## PROVIDED DATA
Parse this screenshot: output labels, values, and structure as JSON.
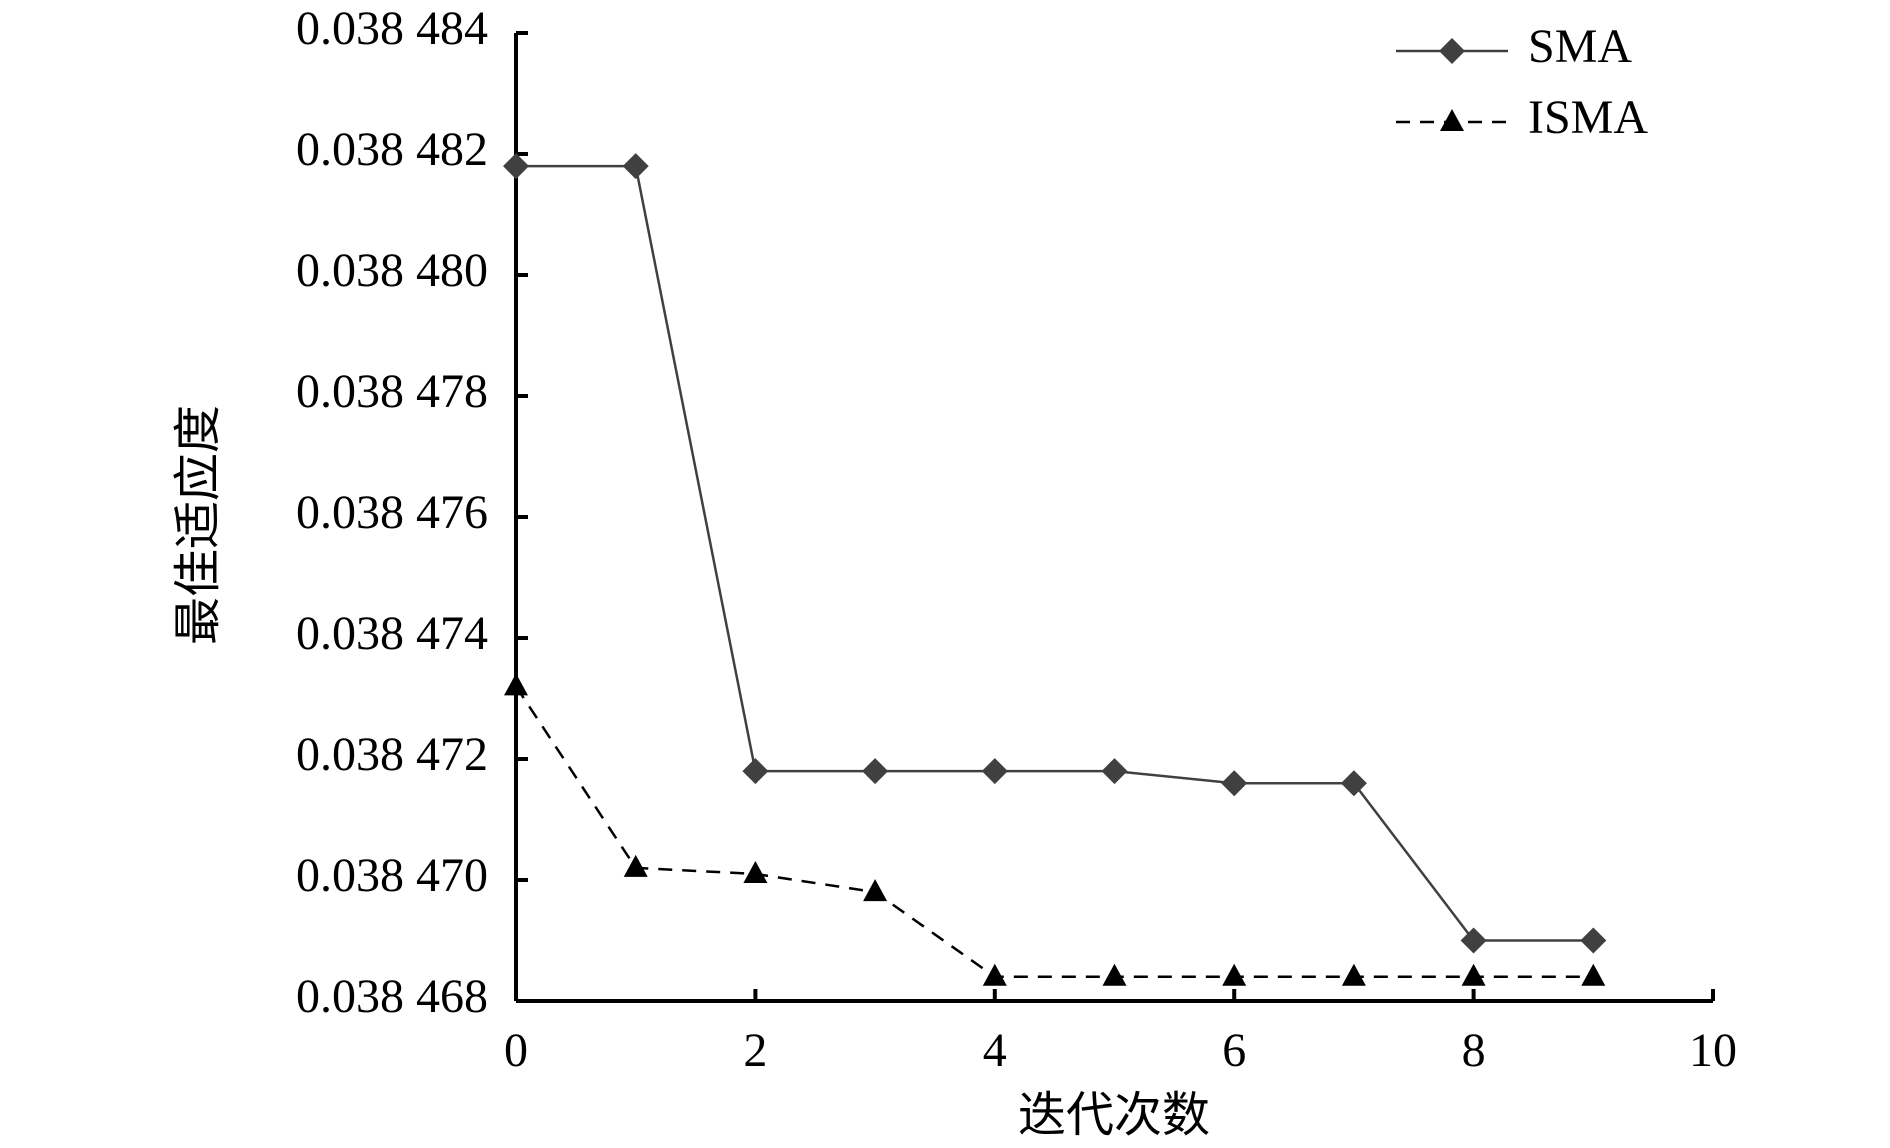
{
  "chart_data": {
    "type": "line",
    "x_label": "迭代次数",
    "y_label": "最佳适应度",
    "xlim": [
      0,
      10
    ],
    "xticks": [
      0,
      2,
      4,
      6,
      8,
      10
    ],
    "ylim": [
      0.038468,
      0.038484
    ],
    "yticks": [
      {
        "value": 0.038468,
        "label": "0.038 468"
      },
      {
        "value": 0.03847,
        "label": "0.038 470"
      },
      {
        "value": 0.038472,
        "label": "0.038 472"
      },
      {
        "value": 0.038474,
        "label": "0.038 474"
      },
      {
        "value": 0.038476,
        "label": "0.038 476"
      },
      {
        "value": 0.038478,
        "label": "0.038 478"
      },
      {
        "value": 0.03848,
        "label": "0.038 480"
      },
      {
        "value": 0.038482,
        "label": "0.038 482"
      },
      {
        "value": 0.038484,
        "label": "0.038 484"
      }
    ],
    "x": [
      0,
      1,
      2,
      3,
      4,
      5,
      6,
      7,
      8,
      9
    ],
    "legend": "upper right",
    "series": [
      {
        "name": "SMA",
        "color": "#404040",
        "marker": "diamond",
        "dashed": false,
        "values": [
          0.0384818,
          0.0384818,
          0.0384718,
          0.0384718,
          0.0384718,
          0.0384718,
          0.0384716,
          0.0384716,
          0.038469,
          0.038469
        ]
      },
      {
        "name": "ISMA",
        "color": "#000000",
        "marker": "triangle",
        "dashed": true,
        "values": [
          0.0384732,
          0.0384702,
          0.0384701,
          0.0384698,
          0.0384684,
          0.0384684,
          0.0384684,
          0.0384684,
          0.0384684,
          0.0384684
        ]
      }
    ]
  }
}
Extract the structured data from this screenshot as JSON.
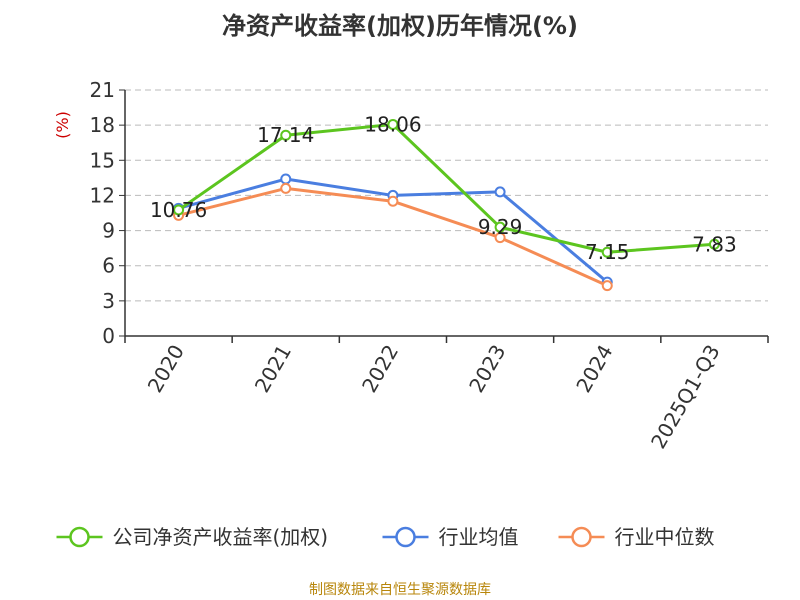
{
  "chart_data": {
    "type": "line",
    "title": "净资产收益率(加权)历年情况(%)",
    "ylabel": "(%)",
    "xlabel": "",
    "categories": [
      "2020",
      "2021",
      "2022",
      "2023",
      "2024",
      "2025Q1-Q3"
    ],
    "yticks": [
      0,
      3,
      6,
      9,
      12,
      15,
      18,
      21
    ],
    "ylim": [
      0,
      21
    ],
    "grid": true,
    "series": [
      {
        "name": "公司净资产收益率(加权)",
        "color": "#5cc51f",
        "values": [
          10.76,
          17.14,
          18.06,
          9.29,
          7.15,
          7.83
        ],
        "labels": [
          "10.76",
          "17.14",
          "18.06",
          "9.29",
          "7.15",
          "7.83"
        ]
      },
      {
        "name": "行业均值",
        "color": "#4a7ee0",
        "values": [
          10.9,
          13.4,
          12.0,
          12.3,
          4.6,
          null
        ]
      },
      {
        "name": "行业中位数",
        "color": "#f58c55",
        "values": [
          10.3,
          12.6,
          11.5,
          8.4,
          4.3,
          null
        ]
      }
    ],
    "source": "制图数据来自恒生聚源数据库"
  }
}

## BRIEF
For the listing above, identify each line bearing "name".

## ANSWER TO THE EXERCISE
        "name": "SMA",
        "name": "ISMA",
        "name": "公司净资产收益率(加权)",
        "name": "行业均值",
        "name": "行业中位数",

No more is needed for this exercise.